The input =>
——————

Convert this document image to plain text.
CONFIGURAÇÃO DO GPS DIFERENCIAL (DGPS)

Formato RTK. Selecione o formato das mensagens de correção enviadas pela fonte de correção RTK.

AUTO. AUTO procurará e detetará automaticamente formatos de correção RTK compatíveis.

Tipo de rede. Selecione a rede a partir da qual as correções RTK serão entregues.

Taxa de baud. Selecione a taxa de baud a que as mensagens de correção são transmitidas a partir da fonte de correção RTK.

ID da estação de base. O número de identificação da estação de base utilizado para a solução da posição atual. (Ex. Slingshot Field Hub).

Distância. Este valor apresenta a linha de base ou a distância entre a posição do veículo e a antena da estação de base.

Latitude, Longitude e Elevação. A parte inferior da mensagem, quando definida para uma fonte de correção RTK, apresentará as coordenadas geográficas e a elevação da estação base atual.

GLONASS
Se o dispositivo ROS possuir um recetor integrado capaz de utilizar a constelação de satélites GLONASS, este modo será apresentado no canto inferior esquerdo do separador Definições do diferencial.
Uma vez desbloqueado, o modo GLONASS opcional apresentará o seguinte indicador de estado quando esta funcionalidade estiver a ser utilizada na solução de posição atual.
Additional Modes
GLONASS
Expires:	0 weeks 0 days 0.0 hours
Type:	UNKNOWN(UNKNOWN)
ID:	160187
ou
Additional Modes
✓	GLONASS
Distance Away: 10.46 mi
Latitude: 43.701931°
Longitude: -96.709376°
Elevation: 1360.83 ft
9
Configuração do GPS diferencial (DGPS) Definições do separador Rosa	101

——————

Work instructions =>
All of the lines above need to be given again exactly.

Solution to this exercise =>
Convert this document image to plain text.
CONFIGURAÇÃO DO GPS DIFERENCIAL (DGPS)

Formato RTK. Selecione o formato das mensagens de correção enviadas pela fonte de correção RTK.

AUTO. AUTO procurará e detetará automaticamente formatos de correção RTK compatíveis.

Tipo de rede. Selecione a rede a partir da qual as correções RTK serão entregues.

Taxa de baud. Selecione a taxa de baud a que as mensagens de correção são transmitidas a partir da fonte de correção RTK.

ID da estação de base. O número de identificação da estação de base utilizado para a solução da posição atual. (Ex. Slingshot Field Hub).

Distância. Este valor apresenta a linha de base ou a distância entre a posição do veículo e a antena da estação de base.

Latitude, Longitude e Elevação. A parte inferior da mensagem, quando definida para uma fonte de correção RTK, apresentará as coordenadas geográficas e a elevação da estação base atual.

GLONASS
Se o dispositivo ROS possuir um recetor integrado capaz de utilizar a constelação de satélites GLONASS, este modo será apresentado no canto inferior esquerdo do separador Definições do diferencial.
Uma vez desbloqueado, o modo GLONASS opcional apresentará o seguinte indicador de estado quando esta funcionalidade estiver a ser utilizada na solução de posição atual.
Additional Modes
GLONASS
Expires:	0 weeks 0 days 0.0 hours
Type:	UNKNOWN(UNKNOWN)
ID:	160187
ou
Additional Modes
✓	GLONASS
Distance Away: 10.46 mi
Latitude: 43.701931°
Longitude: -96.709376°
Elevation: 1360.83 ft
9
Configuração do GPS diferencial (DGPS) Definições do separador Rosa	101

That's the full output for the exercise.